— START Task input —

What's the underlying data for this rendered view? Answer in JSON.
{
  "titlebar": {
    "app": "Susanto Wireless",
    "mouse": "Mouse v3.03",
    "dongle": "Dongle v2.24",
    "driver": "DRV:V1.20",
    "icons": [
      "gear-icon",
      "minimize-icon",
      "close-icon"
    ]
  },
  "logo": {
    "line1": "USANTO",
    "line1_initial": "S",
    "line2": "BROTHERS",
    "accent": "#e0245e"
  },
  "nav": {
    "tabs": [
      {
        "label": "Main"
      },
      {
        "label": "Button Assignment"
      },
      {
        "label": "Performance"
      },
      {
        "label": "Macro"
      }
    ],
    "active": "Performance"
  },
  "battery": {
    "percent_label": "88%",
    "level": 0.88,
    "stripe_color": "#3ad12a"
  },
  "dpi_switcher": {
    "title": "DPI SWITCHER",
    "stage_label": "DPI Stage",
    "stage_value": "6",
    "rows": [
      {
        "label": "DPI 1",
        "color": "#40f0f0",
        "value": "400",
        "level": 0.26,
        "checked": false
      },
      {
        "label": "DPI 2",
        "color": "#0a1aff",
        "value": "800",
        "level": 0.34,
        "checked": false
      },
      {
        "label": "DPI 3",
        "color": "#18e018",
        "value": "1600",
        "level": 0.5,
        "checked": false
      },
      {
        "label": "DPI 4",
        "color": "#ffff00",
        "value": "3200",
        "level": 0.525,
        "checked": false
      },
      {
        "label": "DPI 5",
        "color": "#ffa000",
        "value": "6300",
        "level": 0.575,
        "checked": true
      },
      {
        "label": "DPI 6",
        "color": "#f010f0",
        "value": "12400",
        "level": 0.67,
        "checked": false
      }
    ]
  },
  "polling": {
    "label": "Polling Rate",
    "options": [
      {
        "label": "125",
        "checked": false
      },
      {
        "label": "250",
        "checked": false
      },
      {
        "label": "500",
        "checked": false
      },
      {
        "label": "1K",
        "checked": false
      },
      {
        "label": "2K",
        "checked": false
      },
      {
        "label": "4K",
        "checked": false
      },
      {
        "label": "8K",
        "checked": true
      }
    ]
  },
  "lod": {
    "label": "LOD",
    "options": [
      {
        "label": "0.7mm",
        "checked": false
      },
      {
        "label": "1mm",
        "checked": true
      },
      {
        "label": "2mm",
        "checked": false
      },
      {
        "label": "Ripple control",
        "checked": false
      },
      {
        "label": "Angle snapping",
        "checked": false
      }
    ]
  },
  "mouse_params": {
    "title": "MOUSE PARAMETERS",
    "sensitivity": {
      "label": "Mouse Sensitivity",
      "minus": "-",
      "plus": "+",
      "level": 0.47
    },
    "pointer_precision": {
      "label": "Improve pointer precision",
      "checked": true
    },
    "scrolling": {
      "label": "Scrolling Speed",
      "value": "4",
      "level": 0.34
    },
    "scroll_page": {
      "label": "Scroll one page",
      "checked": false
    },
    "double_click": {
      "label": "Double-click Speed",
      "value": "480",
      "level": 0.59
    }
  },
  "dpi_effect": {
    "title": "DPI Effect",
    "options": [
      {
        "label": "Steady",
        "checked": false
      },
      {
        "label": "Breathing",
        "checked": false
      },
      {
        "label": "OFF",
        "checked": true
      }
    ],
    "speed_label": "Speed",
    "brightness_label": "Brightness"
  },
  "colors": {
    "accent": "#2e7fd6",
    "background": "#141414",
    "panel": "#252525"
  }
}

— END Task input —

### Exercise prompt
Provide solely the number of lines in the data that include the word "level".

### Problem solution
10